§ Dataset records:
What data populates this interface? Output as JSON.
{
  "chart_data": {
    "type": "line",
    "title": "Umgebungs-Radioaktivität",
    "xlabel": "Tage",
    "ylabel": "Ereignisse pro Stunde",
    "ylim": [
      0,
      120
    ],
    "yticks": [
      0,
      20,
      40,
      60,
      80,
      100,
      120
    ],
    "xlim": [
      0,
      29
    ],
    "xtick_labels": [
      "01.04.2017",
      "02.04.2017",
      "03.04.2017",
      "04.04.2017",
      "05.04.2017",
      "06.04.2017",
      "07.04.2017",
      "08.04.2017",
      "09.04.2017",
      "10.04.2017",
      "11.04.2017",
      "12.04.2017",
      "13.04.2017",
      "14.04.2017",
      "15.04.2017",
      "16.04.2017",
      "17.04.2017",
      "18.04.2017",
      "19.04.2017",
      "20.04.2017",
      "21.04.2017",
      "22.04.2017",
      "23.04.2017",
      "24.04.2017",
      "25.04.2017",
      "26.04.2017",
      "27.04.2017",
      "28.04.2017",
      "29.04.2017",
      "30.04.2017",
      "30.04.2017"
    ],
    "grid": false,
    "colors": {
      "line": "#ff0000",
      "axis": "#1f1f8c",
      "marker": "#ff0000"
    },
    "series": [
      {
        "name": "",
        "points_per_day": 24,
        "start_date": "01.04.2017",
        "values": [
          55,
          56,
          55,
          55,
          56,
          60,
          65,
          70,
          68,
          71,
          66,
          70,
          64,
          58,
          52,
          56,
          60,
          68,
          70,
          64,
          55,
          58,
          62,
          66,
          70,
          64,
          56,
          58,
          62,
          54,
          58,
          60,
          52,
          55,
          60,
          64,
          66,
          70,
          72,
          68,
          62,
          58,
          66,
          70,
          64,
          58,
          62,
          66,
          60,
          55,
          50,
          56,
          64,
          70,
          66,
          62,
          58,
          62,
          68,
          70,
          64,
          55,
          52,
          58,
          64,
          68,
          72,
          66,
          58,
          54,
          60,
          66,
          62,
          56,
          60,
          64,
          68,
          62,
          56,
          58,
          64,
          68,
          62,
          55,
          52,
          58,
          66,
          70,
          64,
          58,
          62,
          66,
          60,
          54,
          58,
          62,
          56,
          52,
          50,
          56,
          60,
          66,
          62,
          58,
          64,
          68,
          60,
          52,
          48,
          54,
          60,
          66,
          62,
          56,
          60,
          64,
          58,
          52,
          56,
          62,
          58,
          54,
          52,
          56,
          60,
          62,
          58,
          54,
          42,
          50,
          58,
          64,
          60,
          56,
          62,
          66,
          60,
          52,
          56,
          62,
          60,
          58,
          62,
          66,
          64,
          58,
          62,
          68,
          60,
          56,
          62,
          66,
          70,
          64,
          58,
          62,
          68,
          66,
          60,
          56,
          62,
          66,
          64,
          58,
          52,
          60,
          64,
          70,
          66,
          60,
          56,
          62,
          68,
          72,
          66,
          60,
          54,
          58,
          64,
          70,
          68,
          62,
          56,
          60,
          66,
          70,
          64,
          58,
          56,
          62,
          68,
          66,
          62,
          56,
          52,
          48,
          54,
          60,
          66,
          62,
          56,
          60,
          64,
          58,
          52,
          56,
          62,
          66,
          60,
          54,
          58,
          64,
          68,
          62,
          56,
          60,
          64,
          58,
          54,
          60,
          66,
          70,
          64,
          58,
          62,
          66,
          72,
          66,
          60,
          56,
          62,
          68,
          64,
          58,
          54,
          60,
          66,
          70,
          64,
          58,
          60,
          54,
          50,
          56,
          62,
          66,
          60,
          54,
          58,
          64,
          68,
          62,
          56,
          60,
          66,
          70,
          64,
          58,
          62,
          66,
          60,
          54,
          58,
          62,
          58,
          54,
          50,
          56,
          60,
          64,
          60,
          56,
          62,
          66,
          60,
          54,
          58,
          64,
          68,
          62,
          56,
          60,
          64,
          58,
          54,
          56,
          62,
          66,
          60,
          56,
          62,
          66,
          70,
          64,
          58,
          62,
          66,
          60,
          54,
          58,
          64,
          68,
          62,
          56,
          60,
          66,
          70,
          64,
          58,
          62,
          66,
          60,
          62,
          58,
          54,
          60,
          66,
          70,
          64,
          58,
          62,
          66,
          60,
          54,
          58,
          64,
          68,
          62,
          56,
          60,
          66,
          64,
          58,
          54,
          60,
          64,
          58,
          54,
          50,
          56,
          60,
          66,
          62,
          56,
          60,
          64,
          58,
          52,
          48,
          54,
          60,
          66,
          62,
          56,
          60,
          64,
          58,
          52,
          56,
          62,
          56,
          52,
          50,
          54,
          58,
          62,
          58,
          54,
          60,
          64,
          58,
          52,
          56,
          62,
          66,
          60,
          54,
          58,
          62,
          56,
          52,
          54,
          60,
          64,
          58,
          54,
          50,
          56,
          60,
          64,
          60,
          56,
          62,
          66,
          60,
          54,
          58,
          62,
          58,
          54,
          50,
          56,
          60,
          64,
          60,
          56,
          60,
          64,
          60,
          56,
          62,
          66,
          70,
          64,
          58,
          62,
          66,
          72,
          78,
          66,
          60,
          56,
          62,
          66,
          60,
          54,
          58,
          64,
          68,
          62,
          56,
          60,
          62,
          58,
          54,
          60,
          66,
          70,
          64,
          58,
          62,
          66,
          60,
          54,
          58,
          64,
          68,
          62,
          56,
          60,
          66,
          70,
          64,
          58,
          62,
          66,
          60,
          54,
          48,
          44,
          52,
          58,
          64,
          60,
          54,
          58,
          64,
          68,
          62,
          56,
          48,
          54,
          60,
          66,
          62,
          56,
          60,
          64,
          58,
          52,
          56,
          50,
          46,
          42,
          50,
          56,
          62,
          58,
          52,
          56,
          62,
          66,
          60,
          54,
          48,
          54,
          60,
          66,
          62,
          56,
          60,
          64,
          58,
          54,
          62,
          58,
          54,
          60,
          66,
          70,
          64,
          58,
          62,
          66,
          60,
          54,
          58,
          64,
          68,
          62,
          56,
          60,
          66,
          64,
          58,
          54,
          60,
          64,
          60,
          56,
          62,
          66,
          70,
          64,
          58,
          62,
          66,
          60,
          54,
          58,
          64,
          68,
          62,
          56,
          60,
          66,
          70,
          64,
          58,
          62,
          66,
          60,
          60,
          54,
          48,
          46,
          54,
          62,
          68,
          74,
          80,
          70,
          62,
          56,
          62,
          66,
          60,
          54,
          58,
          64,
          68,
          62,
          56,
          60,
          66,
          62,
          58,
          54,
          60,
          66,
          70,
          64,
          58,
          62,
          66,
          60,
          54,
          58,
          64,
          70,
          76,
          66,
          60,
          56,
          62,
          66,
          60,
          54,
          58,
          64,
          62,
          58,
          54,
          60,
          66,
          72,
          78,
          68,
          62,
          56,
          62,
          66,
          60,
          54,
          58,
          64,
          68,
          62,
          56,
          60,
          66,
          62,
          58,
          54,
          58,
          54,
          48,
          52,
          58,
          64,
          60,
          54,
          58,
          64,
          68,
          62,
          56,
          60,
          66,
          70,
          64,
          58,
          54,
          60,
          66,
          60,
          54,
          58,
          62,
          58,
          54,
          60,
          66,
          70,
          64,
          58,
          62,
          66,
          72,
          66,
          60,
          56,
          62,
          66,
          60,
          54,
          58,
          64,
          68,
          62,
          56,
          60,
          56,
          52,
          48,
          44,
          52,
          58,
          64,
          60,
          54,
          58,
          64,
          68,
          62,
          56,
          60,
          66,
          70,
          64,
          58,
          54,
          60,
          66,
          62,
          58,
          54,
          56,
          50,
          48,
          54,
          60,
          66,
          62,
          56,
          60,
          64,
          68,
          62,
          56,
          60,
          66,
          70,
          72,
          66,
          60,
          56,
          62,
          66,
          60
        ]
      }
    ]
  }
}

§ Task prompt:
Using the data above, return each line exactly as written.

§ Answer to this exercise:
What data populates this interface? Output as JSON.
{
  "chart_data": {
    "type": "line",
    "title": "Umgebungs-Radioaktivität",
    "xlabel": "Tage",
    "ylabel": "Ereignisse pro Stunde",
    "ylim": [
      0,
      120
    ],
    "yticks": [
      0,
      20,
      40,
      60,
      80,
      100,
      120
    ],
    "xlim": [
      0,
      29
    ],
    "xtick_labels": [
      "01.04.2017",
      "02.04.2017",
      "03.04.2017",
      "04.04.2017",
      "05.04.2017",
      "06.04.2017",
      "07.04.2017",
      "08.04.2017",
      "09.04.2017",
      "10.04.2017",
      "11.04.2017",
      "12.04.2017",
      "13.04.2017",
      "14.04.2017",
      "15.04.2017",
      "16.04.2017",
      "17.04.2017",
      "18.04.2017",
      "19.04.2017",
      "20.04.2017",
      "21.04.2017",
      "22.04.2017",
      "23.04.2017",
      "24.04.2017",
      "25.04.2017",
      "26.04.2017",
      "27.04.2017",
      "28.04.2017",
      "29.04.2017",
      "30.04.2017",
      "30.04.2017"
    ],
    "grid": false,
    "colors": {
      "line": "#ff0000",
      "axis": "#1f1f8c",
      "marker": "#ff0000"
    },
    "series": [
      {
        "name": "",
        "points_per_day": 24,
        "start_date": "01.04.2017",
        "values": [
          55,
          56,
          55,
          55,
          56,
          60,
          65,
          70,
          68,
          71,
          66,
          70,
          64,
          58,
          52,
          56,
          60,
          68,
          70,
          64,
          55,
          58,
          62,
          66,
          70,
          64,
          56,
          58,
          62,
          54,
          58,
          60,
          52,
          55,
          60,
          64,
          66,
          70,
          72,
          68,
          62,
          58,
          66,
          70,
          64,
          58,
          62,
          66,
          60,
          55,
          50,
          56,
          64,
          70,
          66,
          62,
          58,
          62,
          68,
          70,
          64,
          55,
          52,
          58,
          64,
          68,
          72,
          66,
          58,
          54,
          60,
          66,
          62,
          56,
          60,
          64,
          68,
          62,
          56,
          58,
          64,
          68,
          62,
          55,
          52,
          58,
          66,
          70,
          64,
          58,
          62,
          66,
          60,
          54,
          58,
          62,
          56,
          52,
          50,
          56,
          60,
          66,
          62,
          58,
          64,
          68,
          60,
          52,
          48,
          54,
          60,
          66,
          62,
          56,
          60,
          64,
          58,
          52,
          56,
          62,
          58,
          54,
          52,
          56,
          60,
          62,
          58,
          54,
          42,
          50,
          58,
          64,
          60,
          56,
          62,
          66,
          60,
          52,
          56,
          62,
          60,
          58,
          62,
          66,
          64,
          58,
          62,
          68,
          60,
          56,
          62,
          66,
          70,
          64,
          58,
          62,
          68,
          66,
          60,
          56,
          62,
          66,
          64,
          58,
          52,
          60,
          64,
          70,
          66,
          60,
          56,
          62,
          68,
          72,
          66,
          60,
          54,
          58,
          64,
          70,
          68,
          62,
          56,
          60,
          66,
          70,
          64,
          58,
          56,
          62,
          68,
          66,
          62,
          56,
          52,
          48,
          54,
          60,
          66,
          62,
          56,
          60,
          64,
          58,
          52,
          56,
          62,
          66,
          60,
          54,
          58,
          64,
          68,
          62,
          56,
          60,
          64,
          58,
          54,
          60,
          66,
          70,
          64,
          58,
          62,
          66,
          72,
          66,
          60,
          56,
          62,
          68,
          64,
          58,
          54,
          60,
          66,
          70,
          64,
          58,
          60,
          54,
          50,
          56,
          62,
          66,
          60,
          54,
          58,
          64,
          68,
          62,
          56,
          60,
          66,
          70,
          64,
          58,
          62,
          66,
          60,
          54,
          58,
          62,
          58,
          54,
          50,
          56,
          60,
          64,
          60,
          56,
          62,
          66,
          60,
          54,
          58,
          64,
          68,
          62,
          56,
          60,
          64,
          58,
          54,
          56,
          62,
          66,
          60,
          56,
          62,
          66,
          70,
          64,
          58,
          62,
          66,
          60,
          54,
          58,
          64,
          68,
          62,
          56,
          60,
          66,
          70,
          64,
          58,
          62,
          66,
          60,
          62,
          58,
          54,
          60,
          66,
          70,
          64,
          58,
          62,
          66,
          60,
          54,
          58,
          64,
          68,
          62,
          56,
          60,
          66,
          64,
          58,
          54,
          60,
          64,
          58,
          54,
          50,
          56,
          60,
          66,
          62,
          56,
          60,
          64,
          58,
          52,
          48,
          54,
          60,
          66,
          62,
          56,
          60,
          64,
          58,
          52,
          56,
          62,
          56,
          52,
          50,
          54,
          58,
          62,
          58,
          54,
          60,
          64,
          58,
          52,
          56,
          62,
          66,
          60,
          54,
          58,
          62,
          56,
          52,
          54,
          60,
          64,
          58,
          54,
          50,
          56,
          60,
          64,
          60,
          56,
          62,
          66,
          60,
          54,
          58,
          62,
          58,
          54,
          50,
          56,
          60,
          64,
          60,
          56,
          60,
          64,
          60,
          56,
          62,
          66,
          70,
          64,
          58,
          62,
          66,
          72,
          78,
          66,
          60,
          56,
          62,
          66,
          60,
          54,
          58,
          64,
          68,
          62,
          56,
          60,
          62,
          58,
          54,
          60,
          66,
          70,
          64,
          58,
          62,
          66,
          60,
          54,
          58,
          64,
          68,
          62,
          56,
          60,
          66,
          70,
          64,
          58,
          62,
          66,
          60,
          54,
          48,
          44,
          52,
          58,
          64,
          60,
          54,
          58,
          64,
          68,
          62,
          56,
          48,
          54,
          60,
          66,
          62,
          56,
          60,
          64,
          58,
          52,
          56,
          50,
          46,
          42,
          50,
          56,
          62,
          58,
          52,
          56,
          62,
          66,
          60,
          54,
          48,
          54,
          60,
          66,
          62,
          56,
          60,
          64,
          58,
          54,
          62,
          58,
          54,
          60,
          66,
          70,
          64,
          58,
          62,
          66,
          60,
          54,
          58,
          64,
          68,
          62,
          56,
          60,
          66,
          64,
          58,
          54,
          60,
          64,
          60,
          56,
          62,
          66,
          70,
          64,
          58,
          62,
          66,
          60,
          54,
          58,
          64,
          68,
          62,
          56,
          60,
          66,
          70,
          64,
          58,
          62,
          66,
          60,
          60,
          54,
          48,
          46,
          54,
          62,
          68,
          74,
          80,
          70,
          62,
          56,
          62,
          66,
          60,
          54,
          58,
          64,
          68,
          62,
          56,
          60,
          66,
          62,
          58,
          54,
          60,
          66,
          70,
          64,
          58,
          62,
          66,
          60,
          54,
          58,
          64,
          70,
          76,
          66,
          60,
          56,
          62,
          66,
          60,
          54,
          58,
          64,
          62,
          58,
          54,
          60,
          66,
          72,
          78,
          68,
          62,
          56,
          62,
          66,
          60,
          54,
          58,
          64,
          68,
          62,
          56,
          60,
          66,
          62,
          58,
          54,
          58,
          54,
          48,
          52,
          58,
          64,
          60,
          54,
          58,
          64,
          68,
          62,
          56,
          60,
          66,
          70,
          64,
          58,
          54,
          60,
          66,
          60,
          54,
          58,
          62,
          58,
          54,
          60,
          66,
          70,
          64,
          58,
          62,
          66,
          72,
          66,
          60,
          56,
          62,
          66,
          60,
          54,
          58,
          64,
          68,
          62,
          56,
          60,
          56,
          52,
          48,
          44,
          52,
          58,
          64,
          60,
          54,
          58,
          64,
          68,
          62,
          56,
          60,
          66,
          70,
          64,
          58,
          54,
          60,
          66,
          62,
          58,
          54,
          56,
          50,
          48,
          54,
          60,
          66,
          62,
          56,
          60,
          64,
          68,
          62,
          56,
          60,
          66,
          70,
          72,
          66,
          60,
          56,
          62,
          66,
          60
        ]
      }
    ]
  }
}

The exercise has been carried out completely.